_WORK TO DO_. Print the data that follows exactly.

(Records about charts and figures)
+-------+
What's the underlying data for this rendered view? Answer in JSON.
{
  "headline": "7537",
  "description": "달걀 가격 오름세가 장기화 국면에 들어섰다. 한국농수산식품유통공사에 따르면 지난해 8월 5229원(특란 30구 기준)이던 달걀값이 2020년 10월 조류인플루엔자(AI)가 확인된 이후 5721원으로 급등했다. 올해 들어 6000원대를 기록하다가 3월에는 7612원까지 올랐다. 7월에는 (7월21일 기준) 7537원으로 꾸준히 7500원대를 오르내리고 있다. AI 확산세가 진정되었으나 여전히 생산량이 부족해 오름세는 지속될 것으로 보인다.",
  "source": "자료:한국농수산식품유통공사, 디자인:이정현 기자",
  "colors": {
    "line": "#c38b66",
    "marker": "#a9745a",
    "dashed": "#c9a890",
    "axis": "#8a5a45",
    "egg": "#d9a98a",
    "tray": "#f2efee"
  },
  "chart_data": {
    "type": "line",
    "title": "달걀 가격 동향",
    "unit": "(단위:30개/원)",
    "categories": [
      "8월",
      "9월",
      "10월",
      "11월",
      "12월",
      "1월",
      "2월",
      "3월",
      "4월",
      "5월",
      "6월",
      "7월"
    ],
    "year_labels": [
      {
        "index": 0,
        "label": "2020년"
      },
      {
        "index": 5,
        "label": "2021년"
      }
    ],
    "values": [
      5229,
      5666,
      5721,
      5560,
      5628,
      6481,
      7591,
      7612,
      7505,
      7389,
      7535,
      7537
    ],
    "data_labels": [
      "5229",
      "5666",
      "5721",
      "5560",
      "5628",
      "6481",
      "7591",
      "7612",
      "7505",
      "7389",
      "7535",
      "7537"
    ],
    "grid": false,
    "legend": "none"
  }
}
+-------+
_RESULT_.
What's the underlying data for this rendered view? Answer in JSON.
{
  "headline": "7537",
  "description": "달걀 가격 오름세가 장기화 국면에 들어섰다. 한국농수산식품유통공사에 따르면 지난해 8월 5229원(특란 30구 기준)이던 달걀값이 2020년 10월 조류인플루엔자(AI)가 확인된 이후 5721원으로 급등했다. 올해 들어 6000원대를 기록하다가 3월에는 7612원까지 올랐다. 7월에는 (7월21일 기준) 7537원으로 꾸준히 7500원대를 오르내리고 있다. AI 확산세가 진정되었으나 여전히 생산량이 부족해 오름세는 지속될 것으로 보인다.",
  "source": "자료:한국농수산식품유통공사, 디자인:이정현 기자",
  "colors": {
    "line": "#c38b66",
    "marker": "#a9745a",
    "dashed": "#c9a890",
    "axis": "#8a5a45",
    "egg": "#d9a98a",
    "tray": "#f2efee"
  },
  "chart_data": {
    "type": "line",
    "title": "달걀 가격 동향",
    "unit": "(단위:30개/원)",
    "categories": [
      "8월",
      "9월",
      "10월",
      "11월",
      "12월",
      "1월",
      "2월",
      "3월",
      "4월",
      "5월",
      "6월",
      "7월"
    ],
    "year_labels": [
      {
        "index": 0,
        "label": "2020년"
      },
      {
        "index": 5,
        "label": "2021년"
      }
    ],
    "values": [
      5229,
      5666,
      5721,
      5560,
      5628,
      6481,
      7591,
      7612,
      7505,
      7389,
      7535,
      7537
    ],
    "data_labels": [
      "5229",
      "5666",
      "5721",
      "5560",
      "5628",
      "6481",
      "7591",
      "7612",
      "7505",
      "7389",
      "7535",
      "7537"
    ],
    "grid": false,
    "legend": "none"
  }
}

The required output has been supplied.